* [Data extract]
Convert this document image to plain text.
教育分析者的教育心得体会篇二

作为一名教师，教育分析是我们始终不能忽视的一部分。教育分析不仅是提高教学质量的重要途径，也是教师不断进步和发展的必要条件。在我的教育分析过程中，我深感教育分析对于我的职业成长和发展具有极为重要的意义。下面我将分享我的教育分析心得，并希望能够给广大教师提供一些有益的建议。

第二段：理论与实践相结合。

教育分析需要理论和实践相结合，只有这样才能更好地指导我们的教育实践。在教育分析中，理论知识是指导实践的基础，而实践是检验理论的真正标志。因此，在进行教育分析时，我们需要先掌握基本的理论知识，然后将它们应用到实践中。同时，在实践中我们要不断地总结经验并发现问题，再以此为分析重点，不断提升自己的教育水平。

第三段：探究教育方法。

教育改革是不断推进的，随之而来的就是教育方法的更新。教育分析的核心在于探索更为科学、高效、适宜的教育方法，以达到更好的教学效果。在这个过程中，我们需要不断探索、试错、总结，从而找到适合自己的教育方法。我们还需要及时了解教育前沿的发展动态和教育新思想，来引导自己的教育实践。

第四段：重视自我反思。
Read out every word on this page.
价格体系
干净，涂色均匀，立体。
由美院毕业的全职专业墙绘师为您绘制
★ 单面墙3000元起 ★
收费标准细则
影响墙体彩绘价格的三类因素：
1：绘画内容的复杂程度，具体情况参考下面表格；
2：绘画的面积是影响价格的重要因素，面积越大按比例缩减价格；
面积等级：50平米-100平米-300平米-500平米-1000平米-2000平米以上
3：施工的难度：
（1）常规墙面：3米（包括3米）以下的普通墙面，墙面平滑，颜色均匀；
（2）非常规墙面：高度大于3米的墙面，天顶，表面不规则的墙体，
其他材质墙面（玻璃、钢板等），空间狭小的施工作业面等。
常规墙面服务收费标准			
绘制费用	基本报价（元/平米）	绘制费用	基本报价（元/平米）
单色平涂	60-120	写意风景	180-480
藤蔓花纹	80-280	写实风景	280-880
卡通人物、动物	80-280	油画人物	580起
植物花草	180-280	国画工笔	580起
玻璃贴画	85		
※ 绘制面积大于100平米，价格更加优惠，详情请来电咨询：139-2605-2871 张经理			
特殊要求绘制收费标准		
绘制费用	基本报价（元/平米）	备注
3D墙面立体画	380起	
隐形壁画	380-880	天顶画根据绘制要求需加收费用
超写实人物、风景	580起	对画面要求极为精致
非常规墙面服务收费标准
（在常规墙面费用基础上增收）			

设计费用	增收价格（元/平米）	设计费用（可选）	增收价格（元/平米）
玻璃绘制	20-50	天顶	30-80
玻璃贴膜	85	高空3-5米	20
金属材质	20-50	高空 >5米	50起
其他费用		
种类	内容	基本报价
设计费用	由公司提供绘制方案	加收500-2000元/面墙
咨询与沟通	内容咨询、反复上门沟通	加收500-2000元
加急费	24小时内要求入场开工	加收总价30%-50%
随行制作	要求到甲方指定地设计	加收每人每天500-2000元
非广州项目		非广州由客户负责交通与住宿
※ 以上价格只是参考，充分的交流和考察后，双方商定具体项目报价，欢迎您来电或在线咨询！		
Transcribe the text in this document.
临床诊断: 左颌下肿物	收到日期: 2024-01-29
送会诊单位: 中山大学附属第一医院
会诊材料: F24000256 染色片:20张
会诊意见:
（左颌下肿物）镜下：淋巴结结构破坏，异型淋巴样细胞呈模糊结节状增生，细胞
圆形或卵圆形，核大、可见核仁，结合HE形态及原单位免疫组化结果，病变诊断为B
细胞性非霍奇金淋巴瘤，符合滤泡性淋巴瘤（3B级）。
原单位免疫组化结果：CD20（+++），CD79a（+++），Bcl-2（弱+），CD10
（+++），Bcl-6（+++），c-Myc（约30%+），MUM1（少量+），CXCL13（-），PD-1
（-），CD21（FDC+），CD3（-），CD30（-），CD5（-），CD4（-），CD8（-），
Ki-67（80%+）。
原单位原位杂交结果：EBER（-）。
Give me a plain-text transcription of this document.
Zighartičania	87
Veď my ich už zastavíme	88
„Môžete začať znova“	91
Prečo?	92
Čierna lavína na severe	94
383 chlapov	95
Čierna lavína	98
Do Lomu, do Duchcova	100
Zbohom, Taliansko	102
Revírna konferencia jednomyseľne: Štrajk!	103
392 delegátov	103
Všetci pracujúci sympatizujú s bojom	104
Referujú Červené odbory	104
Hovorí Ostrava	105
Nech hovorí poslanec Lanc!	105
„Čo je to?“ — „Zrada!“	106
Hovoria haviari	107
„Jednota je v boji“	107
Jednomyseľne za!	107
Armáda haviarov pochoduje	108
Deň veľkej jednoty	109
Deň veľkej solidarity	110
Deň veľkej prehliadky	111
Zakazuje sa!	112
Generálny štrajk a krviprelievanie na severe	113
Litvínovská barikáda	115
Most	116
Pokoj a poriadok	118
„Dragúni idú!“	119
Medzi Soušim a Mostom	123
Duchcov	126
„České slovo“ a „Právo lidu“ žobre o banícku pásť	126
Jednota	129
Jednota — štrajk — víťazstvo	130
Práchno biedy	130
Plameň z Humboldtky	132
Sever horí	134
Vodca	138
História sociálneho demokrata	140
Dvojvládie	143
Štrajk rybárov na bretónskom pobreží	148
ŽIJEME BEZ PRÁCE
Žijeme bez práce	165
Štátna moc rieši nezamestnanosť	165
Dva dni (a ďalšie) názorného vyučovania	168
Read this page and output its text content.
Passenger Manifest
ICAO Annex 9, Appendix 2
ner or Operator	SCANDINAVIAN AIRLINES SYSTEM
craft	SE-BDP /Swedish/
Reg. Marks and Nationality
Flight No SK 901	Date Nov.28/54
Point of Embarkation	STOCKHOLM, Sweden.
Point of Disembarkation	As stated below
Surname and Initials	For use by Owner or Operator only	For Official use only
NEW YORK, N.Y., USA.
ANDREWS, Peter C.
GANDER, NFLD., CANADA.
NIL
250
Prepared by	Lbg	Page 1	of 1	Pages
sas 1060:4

* [Problem statement]
Check each line above for "Jednota" and return the ones that have it.

* [Solution for this task]
„Jednota je v boji“	107
Jednota	129
Jednota — štrajk — víťazstvo	130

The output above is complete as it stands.